▶ _EXERCISE_:
Give the material once more, word for word, without any images.

(Raw records)
•••

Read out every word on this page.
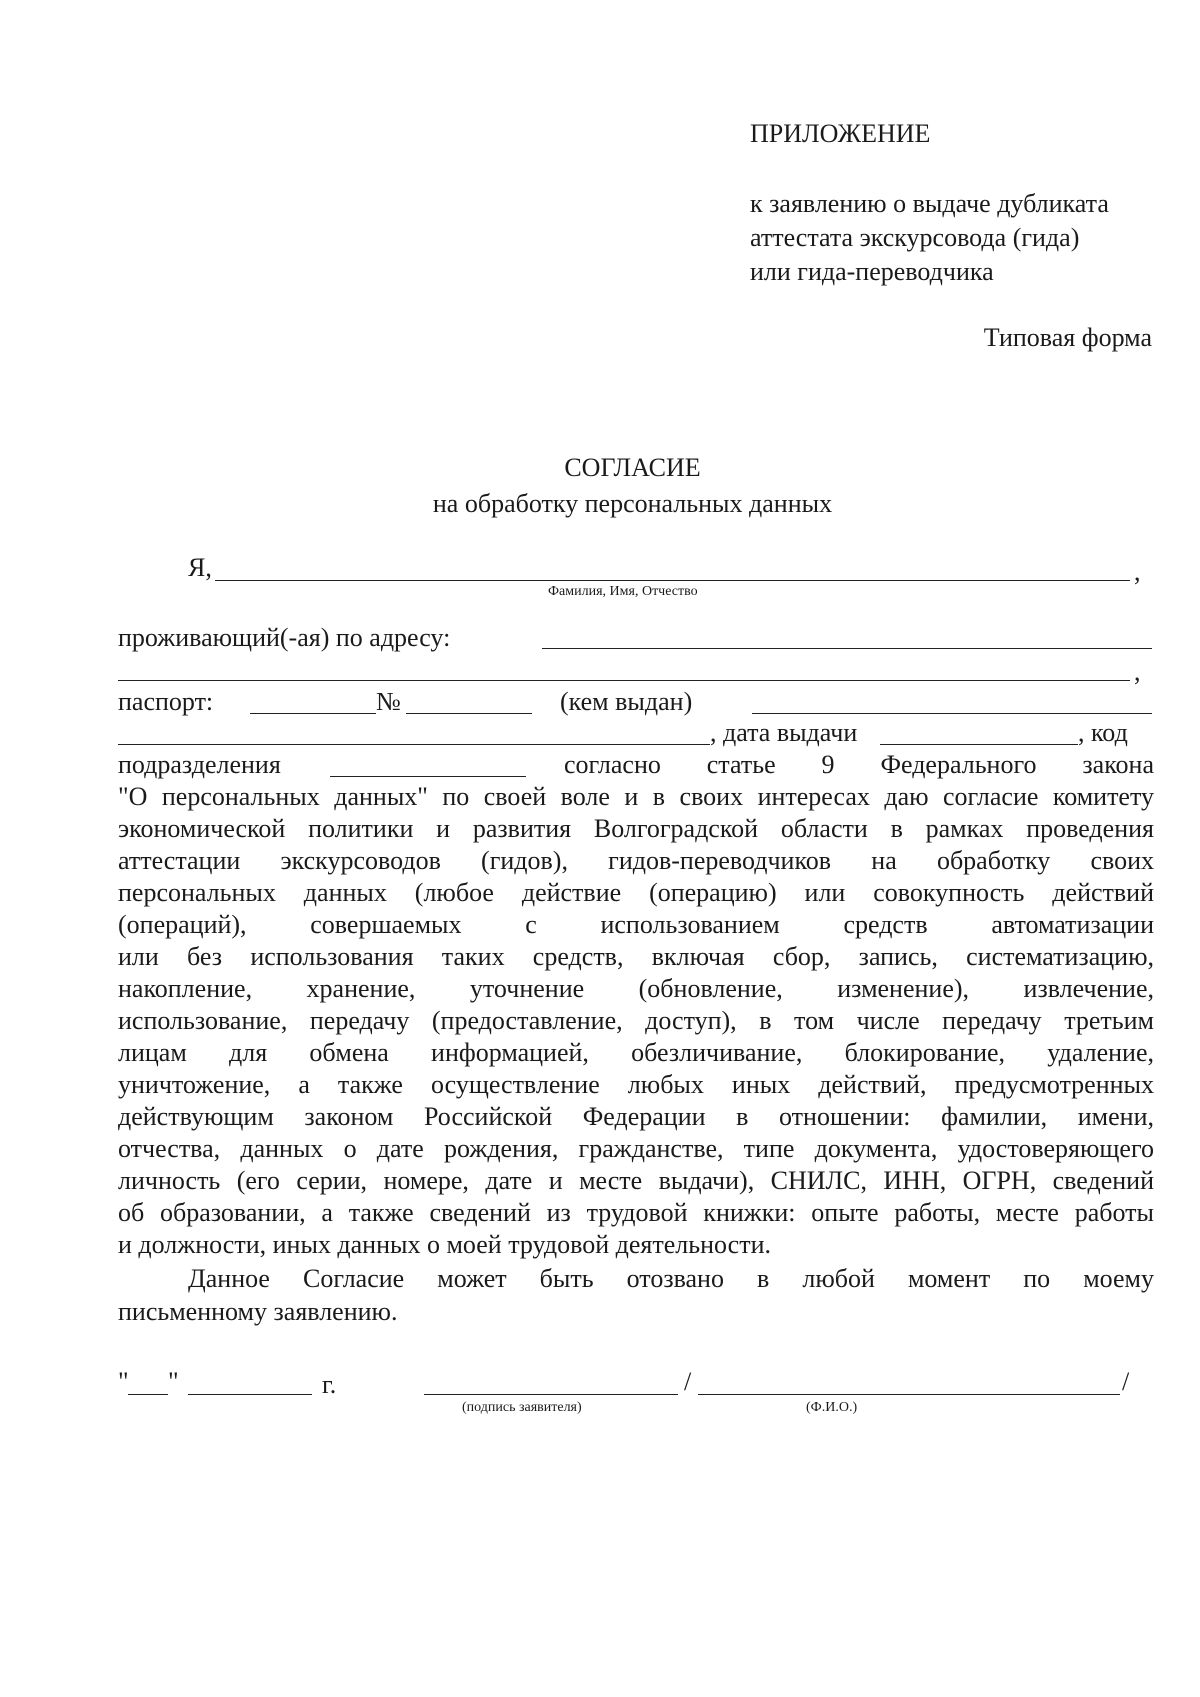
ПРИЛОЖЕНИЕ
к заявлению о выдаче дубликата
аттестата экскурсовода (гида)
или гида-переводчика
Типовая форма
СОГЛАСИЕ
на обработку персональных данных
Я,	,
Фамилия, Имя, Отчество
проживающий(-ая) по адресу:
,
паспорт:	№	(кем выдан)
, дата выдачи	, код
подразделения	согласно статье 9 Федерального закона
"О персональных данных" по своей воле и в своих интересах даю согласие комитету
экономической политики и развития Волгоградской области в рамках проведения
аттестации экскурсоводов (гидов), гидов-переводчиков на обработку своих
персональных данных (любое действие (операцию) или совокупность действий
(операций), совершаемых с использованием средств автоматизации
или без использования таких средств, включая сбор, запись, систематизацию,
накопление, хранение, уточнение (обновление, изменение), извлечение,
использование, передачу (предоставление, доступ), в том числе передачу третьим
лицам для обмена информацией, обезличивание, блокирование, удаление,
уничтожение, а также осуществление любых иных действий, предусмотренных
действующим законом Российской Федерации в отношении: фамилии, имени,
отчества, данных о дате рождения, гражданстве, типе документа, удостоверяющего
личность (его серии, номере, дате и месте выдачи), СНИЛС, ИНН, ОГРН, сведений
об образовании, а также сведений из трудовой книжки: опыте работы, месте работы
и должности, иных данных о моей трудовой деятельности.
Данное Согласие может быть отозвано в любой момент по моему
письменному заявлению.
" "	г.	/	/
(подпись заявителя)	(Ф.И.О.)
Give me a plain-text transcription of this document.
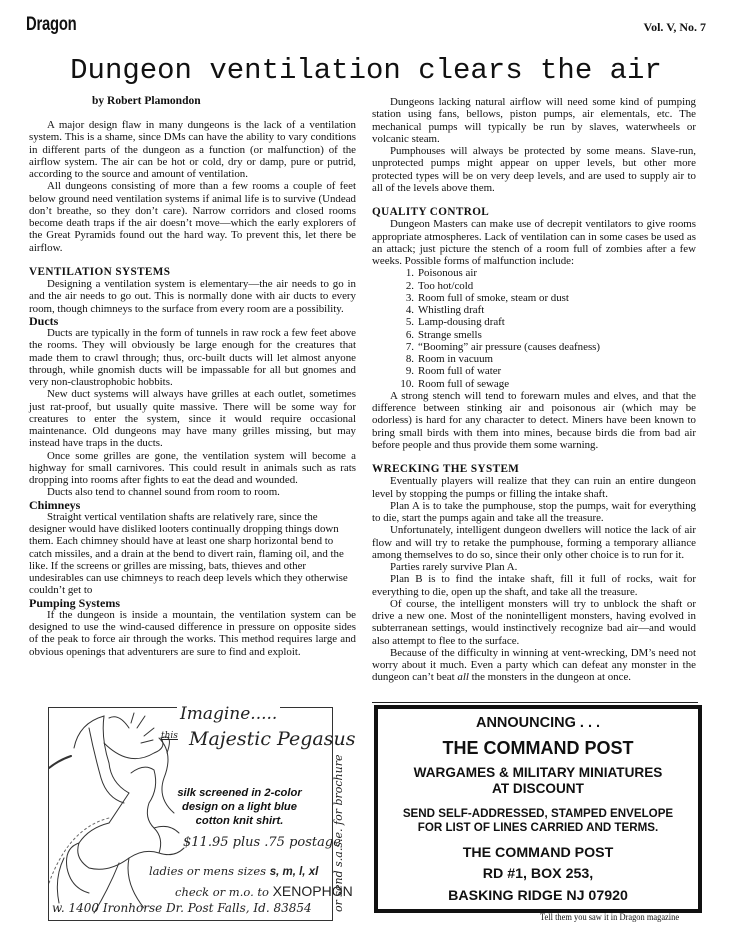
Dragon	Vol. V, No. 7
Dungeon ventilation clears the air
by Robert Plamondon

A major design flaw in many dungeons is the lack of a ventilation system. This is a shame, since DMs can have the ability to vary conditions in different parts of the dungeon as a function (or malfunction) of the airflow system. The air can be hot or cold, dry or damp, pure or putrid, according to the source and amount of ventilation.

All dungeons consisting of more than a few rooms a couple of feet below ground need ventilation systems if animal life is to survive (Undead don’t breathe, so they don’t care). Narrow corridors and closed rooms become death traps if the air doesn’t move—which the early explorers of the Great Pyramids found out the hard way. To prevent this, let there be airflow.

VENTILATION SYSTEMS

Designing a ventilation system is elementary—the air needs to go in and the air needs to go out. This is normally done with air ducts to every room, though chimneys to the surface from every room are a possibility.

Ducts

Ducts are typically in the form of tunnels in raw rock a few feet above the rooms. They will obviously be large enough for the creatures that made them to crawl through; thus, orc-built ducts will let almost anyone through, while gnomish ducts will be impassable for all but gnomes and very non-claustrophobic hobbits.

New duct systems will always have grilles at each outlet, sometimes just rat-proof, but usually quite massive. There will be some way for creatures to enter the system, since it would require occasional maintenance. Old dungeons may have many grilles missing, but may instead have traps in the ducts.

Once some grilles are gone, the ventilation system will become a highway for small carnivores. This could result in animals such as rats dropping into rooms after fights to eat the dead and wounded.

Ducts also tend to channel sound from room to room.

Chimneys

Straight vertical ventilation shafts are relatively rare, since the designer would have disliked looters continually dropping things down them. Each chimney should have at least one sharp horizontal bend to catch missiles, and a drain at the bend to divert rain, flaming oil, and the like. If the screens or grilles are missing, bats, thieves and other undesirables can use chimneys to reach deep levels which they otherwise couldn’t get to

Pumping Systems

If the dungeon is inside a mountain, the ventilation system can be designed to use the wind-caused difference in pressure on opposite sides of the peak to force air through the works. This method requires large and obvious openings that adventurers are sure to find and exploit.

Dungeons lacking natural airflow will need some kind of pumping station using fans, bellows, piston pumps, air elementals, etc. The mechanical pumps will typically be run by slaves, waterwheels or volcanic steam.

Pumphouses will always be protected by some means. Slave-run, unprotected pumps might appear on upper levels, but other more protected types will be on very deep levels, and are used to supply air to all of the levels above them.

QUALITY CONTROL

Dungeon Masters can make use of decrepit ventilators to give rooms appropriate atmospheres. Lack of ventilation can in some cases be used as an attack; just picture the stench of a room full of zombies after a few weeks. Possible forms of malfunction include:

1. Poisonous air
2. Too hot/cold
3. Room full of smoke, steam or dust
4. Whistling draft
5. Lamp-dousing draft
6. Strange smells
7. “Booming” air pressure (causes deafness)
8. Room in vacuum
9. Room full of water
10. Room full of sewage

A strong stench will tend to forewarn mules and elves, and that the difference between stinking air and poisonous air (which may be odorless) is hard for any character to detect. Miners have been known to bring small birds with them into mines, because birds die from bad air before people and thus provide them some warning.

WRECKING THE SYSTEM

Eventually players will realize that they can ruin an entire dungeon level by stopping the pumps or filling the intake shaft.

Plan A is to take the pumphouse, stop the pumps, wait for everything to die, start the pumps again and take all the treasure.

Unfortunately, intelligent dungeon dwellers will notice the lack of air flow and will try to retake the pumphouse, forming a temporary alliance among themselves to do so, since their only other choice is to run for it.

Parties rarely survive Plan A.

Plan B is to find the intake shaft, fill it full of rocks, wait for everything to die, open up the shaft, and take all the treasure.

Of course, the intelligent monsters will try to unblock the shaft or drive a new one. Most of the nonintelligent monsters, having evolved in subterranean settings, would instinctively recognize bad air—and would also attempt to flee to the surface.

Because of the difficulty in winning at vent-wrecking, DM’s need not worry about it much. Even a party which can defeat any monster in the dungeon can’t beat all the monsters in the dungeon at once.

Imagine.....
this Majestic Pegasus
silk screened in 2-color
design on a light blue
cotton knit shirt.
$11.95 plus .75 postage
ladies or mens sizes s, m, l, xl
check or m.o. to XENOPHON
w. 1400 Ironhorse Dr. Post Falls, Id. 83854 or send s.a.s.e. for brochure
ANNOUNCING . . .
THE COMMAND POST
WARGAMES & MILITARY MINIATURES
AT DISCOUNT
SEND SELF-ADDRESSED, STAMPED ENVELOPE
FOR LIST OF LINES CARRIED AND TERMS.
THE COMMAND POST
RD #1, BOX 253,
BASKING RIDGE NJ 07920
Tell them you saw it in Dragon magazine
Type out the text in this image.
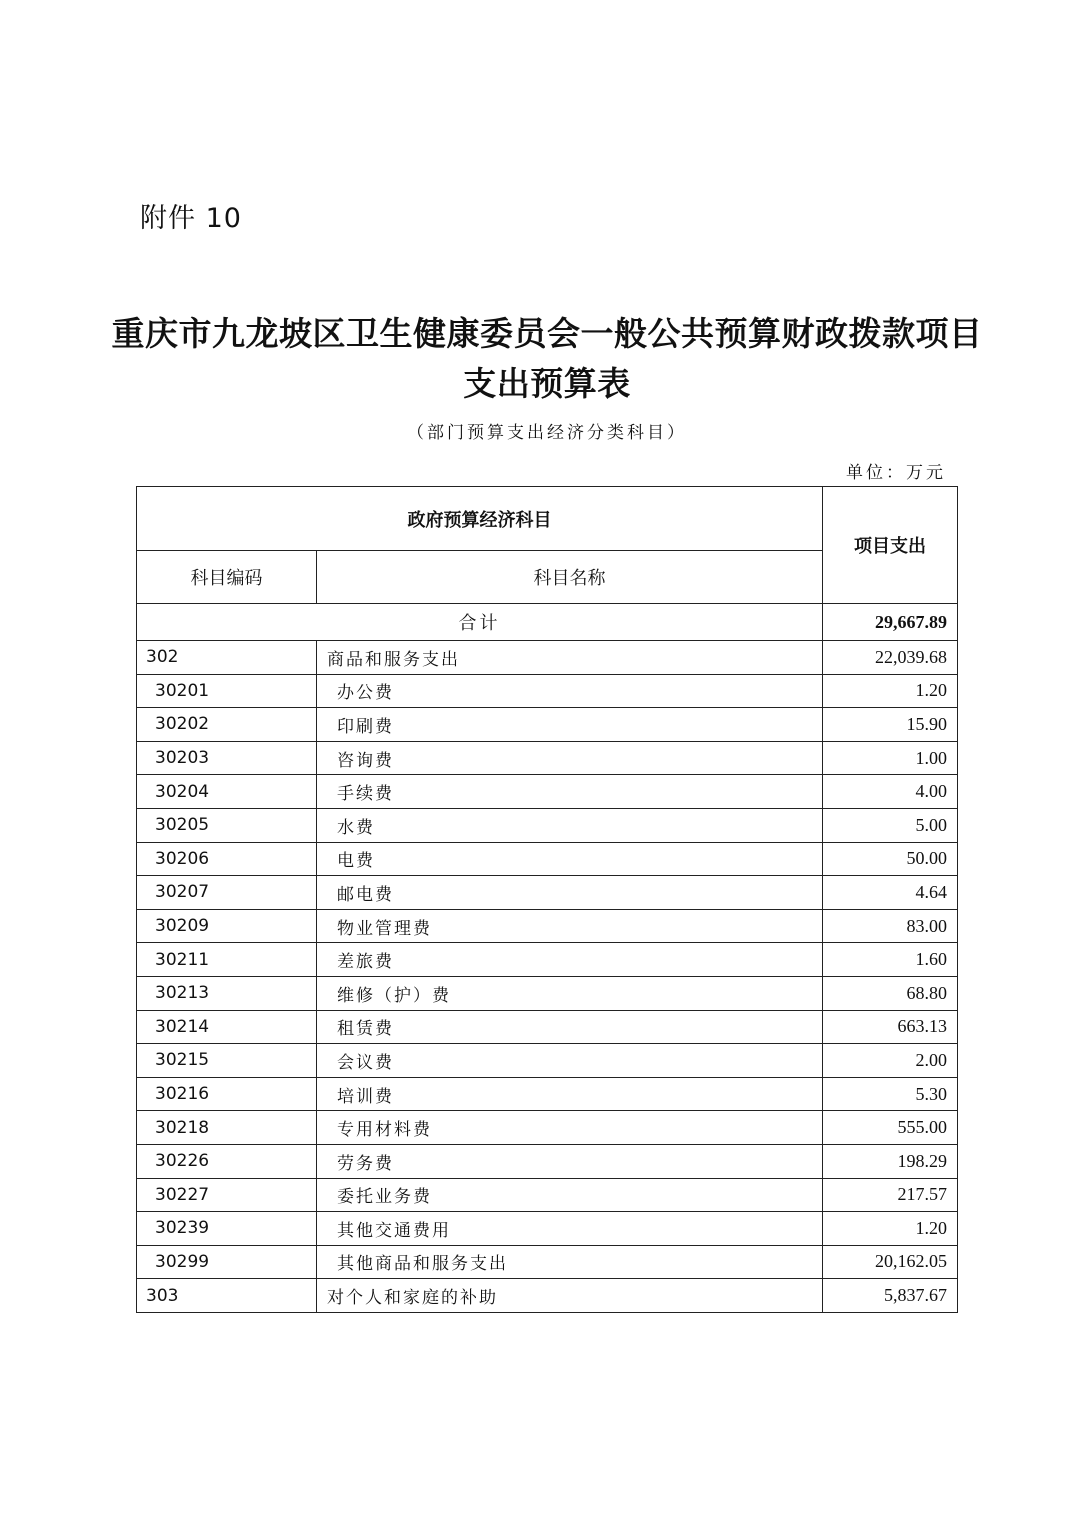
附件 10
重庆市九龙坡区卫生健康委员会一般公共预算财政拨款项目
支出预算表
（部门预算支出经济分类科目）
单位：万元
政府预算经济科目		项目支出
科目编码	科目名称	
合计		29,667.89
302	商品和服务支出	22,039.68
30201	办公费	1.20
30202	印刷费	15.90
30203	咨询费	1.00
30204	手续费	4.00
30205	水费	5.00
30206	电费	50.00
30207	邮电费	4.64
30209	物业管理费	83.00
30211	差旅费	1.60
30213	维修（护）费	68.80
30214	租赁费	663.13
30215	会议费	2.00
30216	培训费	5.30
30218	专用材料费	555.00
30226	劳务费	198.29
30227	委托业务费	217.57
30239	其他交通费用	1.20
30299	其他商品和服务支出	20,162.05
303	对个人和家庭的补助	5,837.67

•••

▶ _SOLUTION BELOW_:
Read out every word on this page.
ПРИЛОЖЕНИЕ
к заявлению о выдаче дубликата
аттестата экскурсовода (гида)
или гида-переводчика
Типовая форма
СОГЛАСИЕ
на обработку персональных данных
Я,	,
Фамилия, Имя, Отчество
проживающий(-ая) по адресу:
,
паспорт:	№	(кем выдан)
, дата выдачи	, код
подразделения	согласно статье 9 Федерального закона
"О персональных данных" по своей воле и в своих интересах даю согласие комитету
экономической политики и развития Волгоградской области в рамках проведения
аттестации экскурсоводов (гидов), гидов-переводчиков на обработку своих
персональных данных (любое действие (операцию) или совокупность действий
(операций), совершаемых с использованием средств автоматизации
или без использования таких средств, включая сбор, запись, систематизацию,
накопление, хранение, уточнение (обновление, изменение), извлечение,
использование, передачу (предоставление, доступ), в том числе передачу третьим
лицам для обмена информацией, обезличивание, блокирование, удаление,
уничтожение, а также осуществление любых иных действий, предусмотренных
действующим законом Российской Федерации в отношении: фамилии, имени,
отчества, данных о дате рождения, гражданстве, типе документа, удостоверяющего
личность (его серии, номере, дате и месте выдачи), СНИЛС, ИНН, ОГРН, сведений
об образовании, а также сведений из трудовой книжки: опыте работы, месте работы
и должности, иных данных о моей трудовой деятельности.
Данное Согласие может быть отозвано в любой момент по моему
письменному заявлению.
" "	г.	/	/
(подпись заявителя)	(Ф.И.О.)
Give me a plain-text transcription of this document.
Dragon	Vol. V, No. 7
Dungeon ventilation clears the air
by Robert Plamondon

A major design flaw in many dungeons is the lack of a ventilation system. This is a shame, since DMs can have the ability to vary conditions in different parts of the dungeon as a function (or malfunction) of the airflow system. The air can be hot or cold, dry or damp, pure or putrid, according to the source and amount of ventilation.

All dungeons consisting of more than a few rooms a couple of feet below ground need ventilation systems if animal life is to survive (Undead don’t breathe, so they don’t care). Narrow corridors and closed rooms become death traps if the air doesn’t move—which the early explorers of the Great Pyramids found out the hard way. To prevent this, let there be airflow.

VENTILATION SYSTEMS

Designing a ventilation system is elementary—the air needs to go in and the air needs to go out. This is normally done with air ducts to every room, though chimneys to the surface from every room are a possibility.

Ducts

Ducts are typically in the form of tunnels in raw rock a few feet above the rooms. They will obviously be large enough for the creatures that made them to crawl through; thus, orc-built ducts will let almost anyone through, while gnomish ducts will be impassable for all but gnomes and very non-claustrophobic hobbits.

New duct systems will always have grilles at each outlet, sometimes just rat-proof, but usually quite massive. There will be some way for creatures to enter the system, since it would require occasional maintenance. Old dungeons may have many grilles missing, but may instead have traps in the ducts.

Once some grilles are gone, the ventilation system will become a highway for small carnivores. This could result in animals such as rats dropping into rooms after fights to eat the dead and wounded.

Ducts also tend to channel sound from room to room.

Chimneys

Straight vertical ventilation shafts are relatively rare, since the designer would have disliked looters continually dropping things down them. Each chimney should have at least one sharp horizontal bend to catch missiles, and a drain at the bend to divert rain, flaming oil, and the like. If the screens or grilles are missing, bats, thieves and other undesirables can use chimneys to reach deep levels which they otherwise couldn’t get to

Pumping Systems

If the dungeon is inside a mountain, the ventilation system can be designed to use the wind-caused difference in pressure on opposite sides of the peak to force air through the works. This method requires large and obvious openings that adventurers are sure to find and exploit.

Dungeons lacking natural airflow will need some kind of pumping station using fans, bellows, piston pumps, air elementals, etc. The mechanical pumps will typically be run by slaves, waterwheels or volcanic steam.

Pumphouses will always be protected by some means. Slave-run, unprotected pumps might appear on upper levels, but other more protected types will be on very deep levels, and are used to supply air to all of the levels above them.

QUALITY CONTROL

Dungeon Masters can make use of decrepit ventilators to give rooms appropriate atmospheres. Lack of ventilation can in some cases be used as an attack; just picture the stench of a room full of zombies after a few weeks. Possible forms of malfunction include:

1. Poisonous air
2. Too hot/cold
3. Room full of smoke, steam or dust
4. Whistling draft
5. Lamp-dousing draft
6. Strange smells
7. “Booming” air pressure (causes deafness)
8. Room in vacuum
9. Room full of water
10. Room full of sewage

A strong stench will tend to forewarn mules and elves, and that the difference between stinking air and poisonous air (which may be odorless) is hard for any character to detect. Miners have been known to bring small birds with them into mines, because birds die from bad air before people and thus provide them some warning.

WRECKING THE SYSTEM

Eventually players will realize that they can ruin an entire dungeon level by stopping the pumps or filling the intake shaft.

Plan A is to take the pumphouse, stop the pumps, wait for everything to die, start the pumps again and take all the treasure.

Unfortunately, intelligent dungeon dwellers will notice the lack of air flow and will try to retake the pumphouse, forming a temporary alliance among themselves to do so, since their only other choice is to run for it.

Parties rarely survive Plan A.

Plan B is to find the intake shaft, fill it full of rocks, wait for everything to die, open up the shaft, and take all the treasure.

Of course, the intelligent monsters will try to unblock the shaft or drive a new one. Most of the nonintelligent monsters, having evolved in subterranean settings, would instinctively recognize bad air—and would also attempt to flee to the surface.

Because of the difficulty in winning at vent-wrecking, DM’s need not worry about it much. Even a party which can defeat any monster in the dungeon can’t beat all the monsters in the dungeon at once.

Imagine.....
this Majestic Pegasus
silk screened in 2-color
design on a light blue
cotton knit shirt.
$11.95 plus .75 postage
ladies or mens sizes s, m, l, xl
check or m.o. to XENOPHON
w. 1400 Ironhorse Dr. Post Falls, Id. 83854 or send s.a.s.e. for brochure
ANNOUNCING . . .
THE COMMAND POST
WARGAMES & MILITARY MINIATURES
AT DISCOUNT
SEND SELF-ADDRESSED, STAMPED ENVELOPE
FOR LIST OF LINES CARRIED AND TERMS.
THE COMMAND POST
RD #1, BOX 253,
BASKING RIDGE NJ 07920
Tell them you saw it in Dragon magazine
Type out the text in this image.
附件 10
重庆市九龙坡区卫生健康委员会一般公共预算财政拨款项目
支出预算表
（部门预算支出经济分类科目）
单位：万元
政府预算经济科目		项目支出
科目编码	科目名称	
合计		29,667.89
302	商品和服务支出	22,039.68
30201	办公费	1.20
30202	印刷费	15.90
30203	咨询费	1.00
30204	手续费	4.00
30205	水费	5.00
30206	电费	50.00
30207	邮电费	4.64
30209	物业管理费	83.00
30211	差旅费	1.60
30213	维修（护）费	68.80
30214	租赁费	663.13
30215	会议费	2.00
30216	培训费	5.30
30218	专用材料费	555.00
30226	劳务费	198.29
30227	委托业务费	217.57
30239	其他交通费用	1.20
30299	其他商品和服务支出	20,162.05
303	对个人和家庭的补助	5,837.67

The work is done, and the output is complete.